◆ **INPUT FOR THIS TASK**:
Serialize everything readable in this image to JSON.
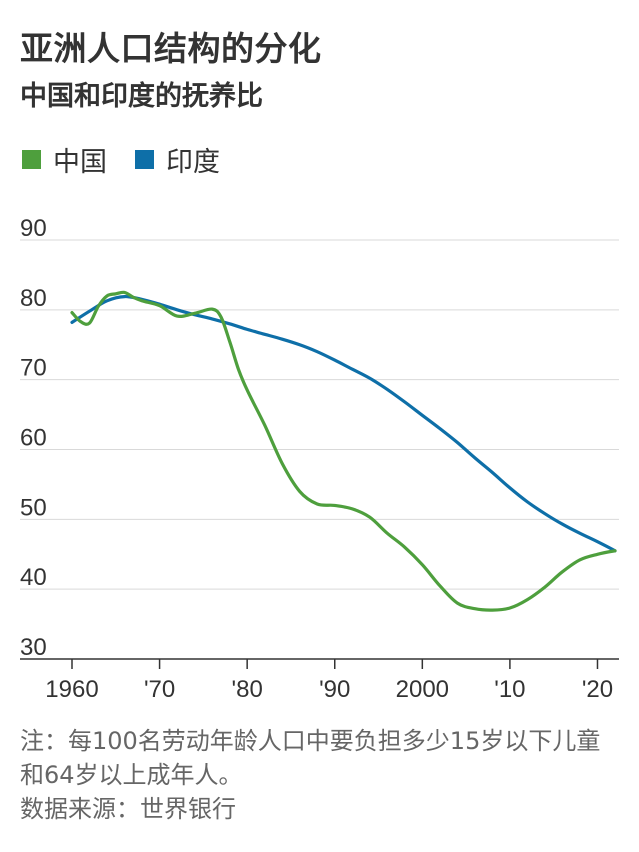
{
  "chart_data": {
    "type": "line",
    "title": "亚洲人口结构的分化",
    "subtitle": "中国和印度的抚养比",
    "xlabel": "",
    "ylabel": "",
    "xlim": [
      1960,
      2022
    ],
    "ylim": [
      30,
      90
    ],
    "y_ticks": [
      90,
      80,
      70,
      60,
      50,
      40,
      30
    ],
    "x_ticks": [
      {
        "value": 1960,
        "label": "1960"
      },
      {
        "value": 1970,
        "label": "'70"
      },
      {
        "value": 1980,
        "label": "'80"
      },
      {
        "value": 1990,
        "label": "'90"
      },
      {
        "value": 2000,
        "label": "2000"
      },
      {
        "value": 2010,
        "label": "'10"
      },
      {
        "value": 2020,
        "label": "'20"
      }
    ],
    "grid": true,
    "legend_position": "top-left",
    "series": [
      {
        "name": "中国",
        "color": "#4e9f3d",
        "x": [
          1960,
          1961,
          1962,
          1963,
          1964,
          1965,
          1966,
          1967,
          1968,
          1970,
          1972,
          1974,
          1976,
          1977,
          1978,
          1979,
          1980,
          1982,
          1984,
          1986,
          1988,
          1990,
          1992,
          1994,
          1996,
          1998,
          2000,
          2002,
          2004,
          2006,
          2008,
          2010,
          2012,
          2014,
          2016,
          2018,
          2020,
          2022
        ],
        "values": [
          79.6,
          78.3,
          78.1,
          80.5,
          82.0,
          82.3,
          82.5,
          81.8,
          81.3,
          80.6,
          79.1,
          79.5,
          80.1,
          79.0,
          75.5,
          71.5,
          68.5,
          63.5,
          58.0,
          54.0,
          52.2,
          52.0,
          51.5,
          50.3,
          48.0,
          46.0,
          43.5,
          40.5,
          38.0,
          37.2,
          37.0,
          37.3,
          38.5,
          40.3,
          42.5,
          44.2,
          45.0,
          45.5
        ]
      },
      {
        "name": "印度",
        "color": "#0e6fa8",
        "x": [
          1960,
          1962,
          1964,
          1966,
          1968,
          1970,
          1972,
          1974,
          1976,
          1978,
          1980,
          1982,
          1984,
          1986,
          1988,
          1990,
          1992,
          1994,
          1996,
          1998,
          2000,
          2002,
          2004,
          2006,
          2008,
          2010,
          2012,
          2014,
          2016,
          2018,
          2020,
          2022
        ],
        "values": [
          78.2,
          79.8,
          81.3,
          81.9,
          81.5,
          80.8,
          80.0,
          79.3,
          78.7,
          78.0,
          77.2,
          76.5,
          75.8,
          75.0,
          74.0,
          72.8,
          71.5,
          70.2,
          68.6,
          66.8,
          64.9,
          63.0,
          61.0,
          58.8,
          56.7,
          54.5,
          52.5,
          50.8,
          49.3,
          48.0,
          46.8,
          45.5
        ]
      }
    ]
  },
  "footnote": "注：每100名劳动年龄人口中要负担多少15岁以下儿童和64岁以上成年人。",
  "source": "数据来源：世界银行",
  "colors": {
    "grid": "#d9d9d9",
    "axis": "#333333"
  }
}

◆ **WHAT IS ASKED**: Every line above should be returned word for word, with the pictures left behind.

◆ **COMPLETED EXERCISE**:
Serialize everything readable in this image to JSON.
{
  "chart_data": {
    "type": "line",
    "title": "亚洲人口结构的分化",
    "subtitle": "中国和印度的抚养比",
    "xlabel": "",
    "ylabel": "",
    "xlim": [
      1960,
      2022
    ],
    "ylim": [
      30,
      90
    ],
    "y_ticks": [
      90,
      80,
      70,
      60,
      50,
      40,
      30
    ],
    "x_ticks": [
      {
        "value": 1960,
        "label": "1960"
      },
      {
        "value": 1970,
        "label": "'70"
      },
      {
        "value": 1980,
        "label": "'80"
      },
      {
        "value": 1990,
        "label": "'90"
      },
      {
        "value": 2000,
        "label": "2000"
      },
      {
        "value": 2010,
        "label": "'10"
      },
      {
        "value": 2020,
        "label": "'20"
      }
    ],
    "grid": true,
    "legend_position": "top-left",
    "series": [
      {
        "name": "中国",
        "color": "#4e9f3d",
        "x": [
          1960,
          1961,
          1962,
          1963,
          1964,
          1965,
          1966,
          1967,
          1968,
          1970,
          1972,
          1974,
          1976,
          1977,
          1978,
          1979,
          1980,
          1982,
          1984,
          1986,
          1988,
          1990,
          1992,
          1994,
          1996,
          1998,
          2000,
          2002,
          2004,
          2006,
          2008,
          2010,
          2012,
          2014,
          2016,
          2018,
          2020,
          2022
        ],
        "values": [
          79.6,
          78.3,
          78.1,
          80.5,
          82.0,
          82.3,
          82.5,
          81.8,
          81.3,
          80.6,
          79.1,
          79.5,
          80.1,
          79.0,
          75.5,
          71.5,
          68.5,
          63.5,
          58.0,
          54.0,
          52.2,
          52.0,
          51.5,
          50.3,
          48.0,
          46.0,
          43.5,
          40.5,
          38.0,
          37.2,
          37.0,
          37.3,
          38.5,
          40.3,
          42.5,
          44.2,
          45.0,
          45.5
        ]
      },
      {
        "name": "印度",
        "color": "#0e6fa8",
        "x": [
          1960,
          1962,
          1964,
          1966,
          1968,
          1970,
          1972,
          1974,
          1976,
          1978,
          1980,
          1982,
          1984,
          1986,
          1988,
          1990,
          1992,
          1994,
          1996,
          1998,
          2000,
          2002,
          2004,
          2006,
          2008,
          2010,
          2012,
          2014,
          2016,
          2018,
          2020,
          2022
        ],
        "values": [
          78.2,
          79.8,
          81.3,
          81.9,
          81.5,
          80.8,
          80.0,
          79.3,
          78.7,
          78.0,
          77.2,
          76.5,
          75.8,
          75.0,
          74.0,
          72.8,
          71.5,
          70.2,
          68.6,
          66.8,
          64.9,
          63.0,
          61.0,
          58.8,
          56.7,
          54.5,
          52.5,
          50.8,
          49.3,
          48.0,
          46.8,
          45.5
        ]
      }
    ]
  },
  "footnote": "注：每100名劳动年龄人口中要负担多少15岁以下儿童和64岁以上成年人。",
  "source": "数据来源：世界银行",
  "colors": {
    "grid": "#d9d9d9",
    "axis": "#333333"
  }
}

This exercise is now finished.